Short exercise :: Every line below must be reproduced exactly. Copy them all.

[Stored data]

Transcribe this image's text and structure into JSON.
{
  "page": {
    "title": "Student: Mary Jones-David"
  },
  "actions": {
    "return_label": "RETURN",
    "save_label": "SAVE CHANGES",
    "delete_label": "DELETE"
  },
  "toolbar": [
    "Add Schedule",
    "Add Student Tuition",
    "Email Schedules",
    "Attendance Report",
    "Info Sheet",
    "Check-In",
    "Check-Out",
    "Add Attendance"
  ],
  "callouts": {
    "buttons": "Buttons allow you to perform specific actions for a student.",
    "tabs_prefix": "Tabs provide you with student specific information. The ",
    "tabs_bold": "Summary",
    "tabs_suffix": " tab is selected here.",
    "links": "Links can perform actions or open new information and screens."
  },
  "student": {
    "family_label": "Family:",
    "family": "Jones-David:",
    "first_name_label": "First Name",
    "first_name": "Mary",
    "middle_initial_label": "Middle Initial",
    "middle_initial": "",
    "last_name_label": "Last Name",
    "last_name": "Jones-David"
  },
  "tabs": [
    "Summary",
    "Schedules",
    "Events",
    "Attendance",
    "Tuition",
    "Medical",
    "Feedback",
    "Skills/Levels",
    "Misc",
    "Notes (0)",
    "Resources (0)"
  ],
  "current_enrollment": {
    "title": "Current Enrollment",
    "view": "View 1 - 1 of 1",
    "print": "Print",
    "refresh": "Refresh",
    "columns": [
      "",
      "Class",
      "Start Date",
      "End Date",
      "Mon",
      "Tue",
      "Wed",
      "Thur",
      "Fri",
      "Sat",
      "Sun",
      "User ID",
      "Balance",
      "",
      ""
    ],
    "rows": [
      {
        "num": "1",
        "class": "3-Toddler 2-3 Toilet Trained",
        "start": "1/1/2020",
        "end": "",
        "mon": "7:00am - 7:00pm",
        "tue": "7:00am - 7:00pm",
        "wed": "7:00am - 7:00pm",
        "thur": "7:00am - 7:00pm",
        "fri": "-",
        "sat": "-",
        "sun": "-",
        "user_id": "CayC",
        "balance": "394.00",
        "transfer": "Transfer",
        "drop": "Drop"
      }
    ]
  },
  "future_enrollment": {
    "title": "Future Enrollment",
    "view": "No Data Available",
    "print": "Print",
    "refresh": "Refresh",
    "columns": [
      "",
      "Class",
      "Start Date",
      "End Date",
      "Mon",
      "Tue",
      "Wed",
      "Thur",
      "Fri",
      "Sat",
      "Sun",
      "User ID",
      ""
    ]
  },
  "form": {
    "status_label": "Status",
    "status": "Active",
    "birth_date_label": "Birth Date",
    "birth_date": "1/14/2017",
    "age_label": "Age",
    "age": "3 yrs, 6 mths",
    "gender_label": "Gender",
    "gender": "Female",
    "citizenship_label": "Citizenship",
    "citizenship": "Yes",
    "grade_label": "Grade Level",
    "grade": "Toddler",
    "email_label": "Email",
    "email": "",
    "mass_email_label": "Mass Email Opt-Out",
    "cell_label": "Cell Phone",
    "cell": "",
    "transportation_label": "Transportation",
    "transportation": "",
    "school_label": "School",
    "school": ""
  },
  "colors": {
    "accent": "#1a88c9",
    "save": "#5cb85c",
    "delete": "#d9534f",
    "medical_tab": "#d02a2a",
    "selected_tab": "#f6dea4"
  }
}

Task solution ::
Transcribe this image's text and structure into JSON.
{
  "page": {
    "title": "Student: Mary Jones-David"
  },
  "actions": {
    "return_label": "RETURN",
    "save_label": "SAVE CHANGES",
    "delete_label": "DELETE"
  },
  "toolbar": [
    "Add Schedule",
    "Add Student Tuition",
    "Email Schedules",
    "Attendance Report",
    "Info Sheet",
    "Check-In",
    "Check-Out",
    "Add Attendance"
  ],
  "callouts": {
    "buttons": "Buttons allow you to perform specific actions for a student.",
    "tabs_prefix": "Tabs provide you with student specific information. The ",
    "tabs_bold": "Summary",
    "tabs_suffix": " tab is selected here.",
    "links": "Links can perform actions or open new information and screens."
  },
  "student": {
    "family_label": "Family:",
    "family": "Jones-David:",
    "first_name_label": "First Name",
    "first_name": "Mary",
    "middle_initial_label": "Middle Initial",
    "middle_initial": "",
    "last_name_label": "Last Name",
    "last_name": "Jones-David"
  },
  "tabs": [
    "Summary",
    "Schedules",
    "Events",
    "Attendance",
    "Tuition",
    "Medical",
    "Feedback",
    "Skills/Levels",
    "Misc",
    "Notes (0)",
    "Resources (0)"
  ],
  "current_enrollment": {
    "title": "Current Enrollment",
    "view": "View 1 - 1 of 1",
    "print": "Print",
    "refresh": "Refresh",
    "columns": [
      "",
      "Class",
      "Start Date",
      "End Date",
      "Mon",
      "Tue",
      "Wed",
      "Thur",
      "Fri",
      "Sat",
      "Sun",
      "User ID",
      "Balance",
      "",
      ""
    ],
    "rows": [
      {
        "num": "1",
        "class": "3-Toddler 2-3 Toilet Trained",
        "start": "1/1/2020",
        "end": "",
        "mon": "7:00am - 7:00pm",
        "tue": "7:00am - 7:00pm",
        "wed": "7:00am - 7:00pm",
        "thur": "7:00am - 7:00pm",
        "fri": "-",
        "sat": "-",
        "sun": "-",
        "user_id": "CayC",
        "balance": "394.00",
        "transfer": "Transfer",
        "drop": "Drop"
      }
    ]
  },
  "future_enrollment": {
    "title": "Future Enrollment",
    "view": "No Data Available",
    "print": "Print",
    "refresh": "Refresh",
    "columns": [
      "",
      "Class",
      "Start Date",
      "End Date",
      "Mon",
      "Tue",
      "Wed",
      "Thur",
      "Fri",
      "Sat",
      "Sun",
      "User ID",
      ""
    ]
  },
  "form": {
    "status_label": "Status",
    "status": "Active",
    "birth_date_label": "Birth Date",
    "birth_date": "1/14/2017",
    "age_label": "Age",
    "age": "3 yrs, 6 mths",
    "gender_label": "Gender",
    "gender": "Female",
    "citizenship_label": "Citizenship",
    "citizenship": "Yes",
    "grade_label": "Grade Level",
    "grade": "Toddler",
    "email_label": "Email",
    "email": "",
    "mass_email_label": "Mass Email Opt-Out",
    "cell_label": "Cell Phone",
    "cell": "",
    "transportation_label": "Transportation",
    "transportation": "",
    "school_label": "School",
    "school": ""
  },
  "colors": {
    "accent": "#1a88c9",
    "save": "#5cb85c",
    "delete": "#d9534f",
    "medical_tab": "#d02a2a",
    "selected_tab": "#f6dea4"
  }
}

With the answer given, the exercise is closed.